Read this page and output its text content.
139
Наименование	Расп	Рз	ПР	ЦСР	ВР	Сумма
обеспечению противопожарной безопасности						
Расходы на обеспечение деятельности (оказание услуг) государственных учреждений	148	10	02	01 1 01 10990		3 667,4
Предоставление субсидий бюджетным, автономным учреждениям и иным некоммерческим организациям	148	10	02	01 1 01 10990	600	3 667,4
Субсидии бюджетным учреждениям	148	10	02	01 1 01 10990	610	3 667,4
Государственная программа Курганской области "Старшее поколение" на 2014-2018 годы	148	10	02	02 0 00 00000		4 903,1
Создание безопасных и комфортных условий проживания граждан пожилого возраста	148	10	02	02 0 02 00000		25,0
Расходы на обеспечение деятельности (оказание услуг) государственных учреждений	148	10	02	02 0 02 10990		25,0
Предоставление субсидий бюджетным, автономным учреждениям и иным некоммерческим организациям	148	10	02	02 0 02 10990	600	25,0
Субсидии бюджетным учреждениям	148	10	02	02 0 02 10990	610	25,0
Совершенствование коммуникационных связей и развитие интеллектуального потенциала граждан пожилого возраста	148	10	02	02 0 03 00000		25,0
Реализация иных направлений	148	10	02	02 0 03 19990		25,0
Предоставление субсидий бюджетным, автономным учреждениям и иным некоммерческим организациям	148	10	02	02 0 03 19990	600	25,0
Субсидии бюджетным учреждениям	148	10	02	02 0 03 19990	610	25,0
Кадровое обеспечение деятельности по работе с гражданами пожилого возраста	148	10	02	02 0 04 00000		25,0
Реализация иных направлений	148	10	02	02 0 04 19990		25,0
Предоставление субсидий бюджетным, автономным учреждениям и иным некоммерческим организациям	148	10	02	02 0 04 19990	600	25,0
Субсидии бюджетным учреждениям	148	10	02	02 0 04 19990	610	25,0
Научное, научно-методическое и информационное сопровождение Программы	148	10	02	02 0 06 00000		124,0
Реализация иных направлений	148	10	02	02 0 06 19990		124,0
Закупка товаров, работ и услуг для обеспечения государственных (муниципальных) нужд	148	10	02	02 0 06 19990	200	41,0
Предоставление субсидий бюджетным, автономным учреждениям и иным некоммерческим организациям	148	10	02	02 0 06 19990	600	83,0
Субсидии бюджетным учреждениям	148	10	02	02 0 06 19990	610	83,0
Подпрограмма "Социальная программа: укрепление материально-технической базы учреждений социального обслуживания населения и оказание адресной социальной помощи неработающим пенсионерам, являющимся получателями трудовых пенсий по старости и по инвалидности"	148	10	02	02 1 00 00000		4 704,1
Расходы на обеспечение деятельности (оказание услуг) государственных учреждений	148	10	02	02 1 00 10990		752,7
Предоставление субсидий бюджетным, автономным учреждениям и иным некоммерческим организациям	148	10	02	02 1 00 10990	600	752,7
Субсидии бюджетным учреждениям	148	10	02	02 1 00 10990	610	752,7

==*==

- To be done -
In the entries above, find each line with the word "Субсидии" and show it.

- Completed exercise -
Субсидии бюджетным учреждениям	148	10	02	01 1 01 10990	610	3 667,4
Субсидии бюджетным учреждениям	148	10	02	02 0 02 10990	610	25,0
Субсидии бюджетным учреждениям	148	10	02	02 0 03 19990	610	25,0
Субсидии бюджетным учреждениям	148	10	02	02 0 04 19990	610	25,0
Субсидии бюджетным учреждениям	148	10	02	02 0 06 19990	610	83,0
Субсидии бюджетным учреждениям	148	10	02	02 1 00 10990	610	752,7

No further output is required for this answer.